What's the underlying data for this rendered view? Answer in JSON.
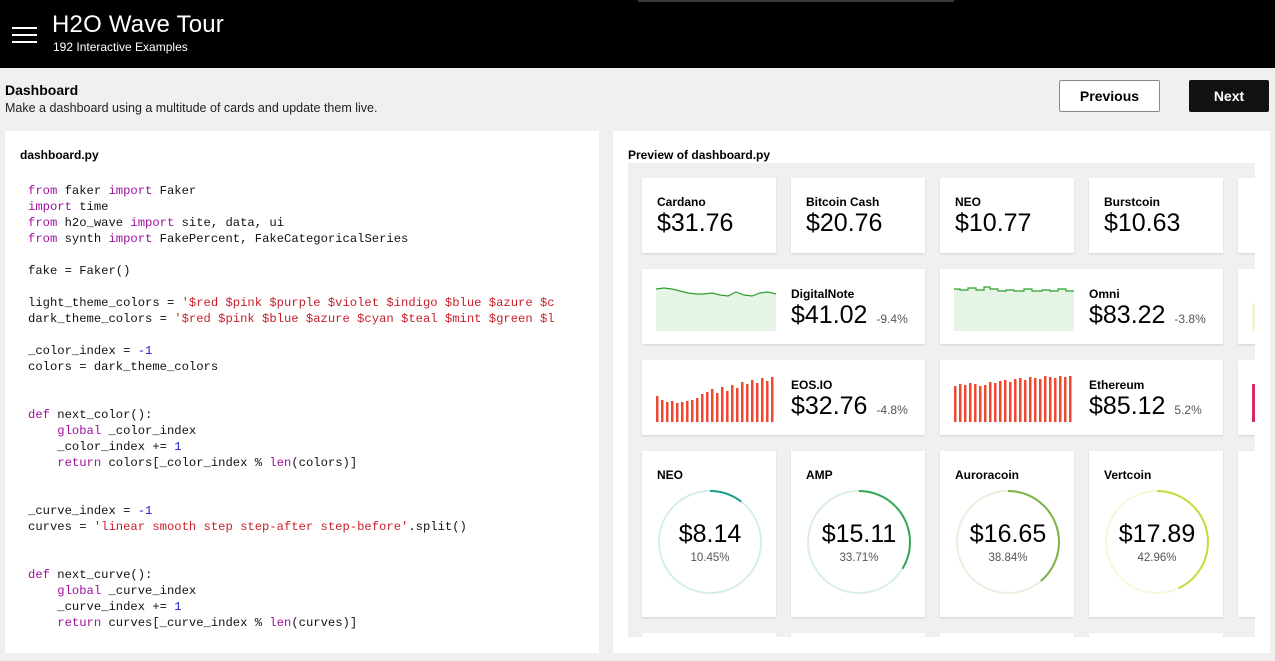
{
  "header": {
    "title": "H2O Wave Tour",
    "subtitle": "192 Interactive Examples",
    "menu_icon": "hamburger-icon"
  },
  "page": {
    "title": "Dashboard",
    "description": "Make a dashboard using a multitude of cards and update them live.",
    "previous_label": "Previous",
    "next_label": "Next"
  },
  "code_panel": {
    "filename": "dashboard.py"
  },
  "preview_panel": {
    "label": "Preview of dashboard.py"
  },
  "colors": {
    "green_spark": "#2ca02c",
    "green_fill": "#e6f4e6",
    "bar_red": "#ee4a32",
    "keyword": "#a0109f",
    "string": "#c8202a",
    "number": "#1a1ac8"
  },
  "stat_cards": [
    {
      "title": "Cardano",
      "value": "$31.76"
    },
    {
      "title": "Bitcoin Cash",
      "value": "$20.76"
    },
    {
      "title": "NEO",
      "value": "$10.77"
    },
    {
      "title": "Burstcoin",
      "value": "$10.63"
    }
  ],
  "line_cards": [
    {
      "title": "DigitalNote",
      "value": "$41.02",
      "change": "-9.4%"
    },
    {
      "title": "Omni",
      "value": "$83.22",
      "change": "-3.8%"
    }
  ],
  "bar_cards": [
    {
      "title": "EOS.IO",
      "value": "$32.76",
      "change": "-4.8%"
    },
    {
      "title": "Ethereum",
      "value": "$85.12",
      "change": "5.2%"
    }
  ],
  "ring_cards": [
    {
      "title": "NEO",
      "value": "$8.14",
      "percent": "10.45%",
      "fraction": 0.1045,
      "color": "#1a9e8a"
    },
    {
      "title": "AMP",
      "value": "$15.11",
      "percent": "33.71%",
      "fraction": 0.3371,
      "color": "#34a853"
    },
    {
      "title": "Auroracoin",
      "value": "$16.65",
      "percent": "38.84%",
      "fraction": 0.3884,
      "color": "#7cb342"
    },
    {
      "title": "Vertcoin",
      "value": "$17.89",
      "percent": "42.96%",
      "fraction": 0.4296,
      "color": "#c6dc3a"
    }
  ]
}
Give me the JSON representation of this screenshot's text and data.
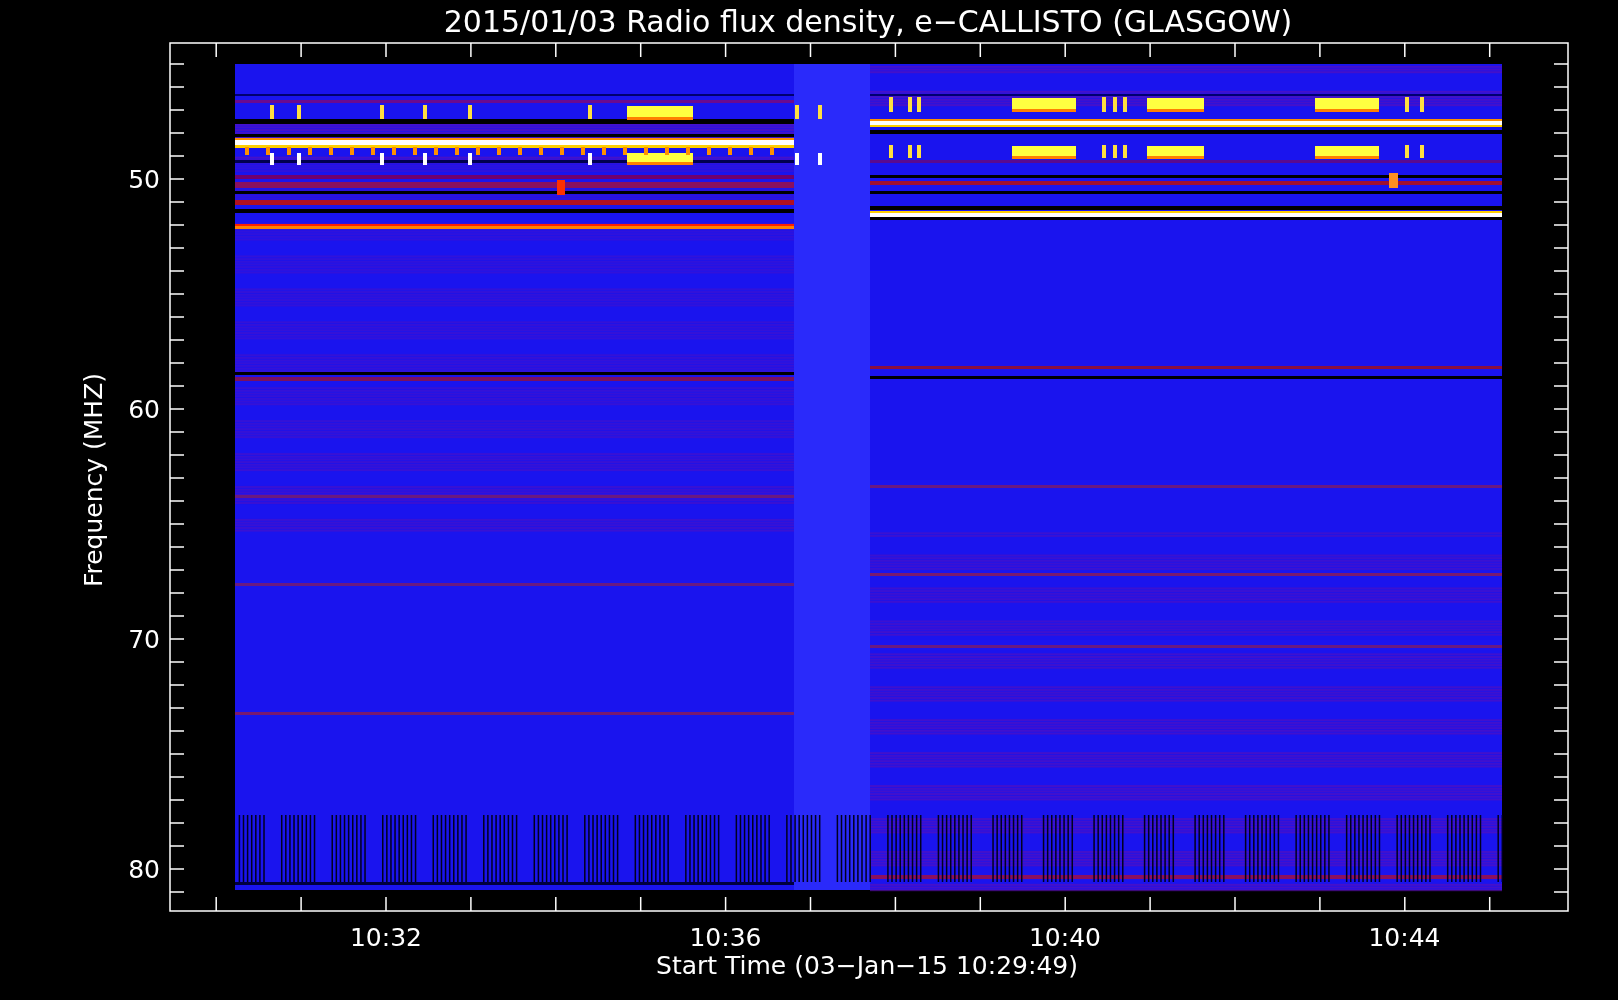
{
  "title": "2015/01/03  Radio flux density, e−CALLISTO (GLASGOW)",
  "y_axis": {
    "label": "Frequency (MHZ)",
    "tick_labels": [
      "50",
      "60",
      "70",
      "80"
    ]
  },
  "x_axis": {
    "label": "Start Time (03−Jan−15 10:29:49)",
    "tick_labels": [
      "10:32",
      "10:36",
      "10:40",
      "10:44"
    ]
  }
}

- **Direction**: Extract the run of lines from the line holding "Give me the" through the final line of the material above, exactly and inclusively. Leave the pictures behind.

- **Answer to the task**:
Give me the JSON representation of this screenshot's text and data.
{
  "title": "2015/01/03  Radio flux density, e−CALLISTO (GLASGOW)",
  "y_axis": {
    "label": "Frequency (MHZ)",
    "tick_labels": [
      "50",
      "60",
      "70",
      "80"
    ]
  },
  "x_axis": {
    "label": "Start Time (03−Jan−15 10:29:49)",
    "tick_labels": [
      "10:32",
      "10:36",
      "10:40",
      "10:44"
    ]
  }
}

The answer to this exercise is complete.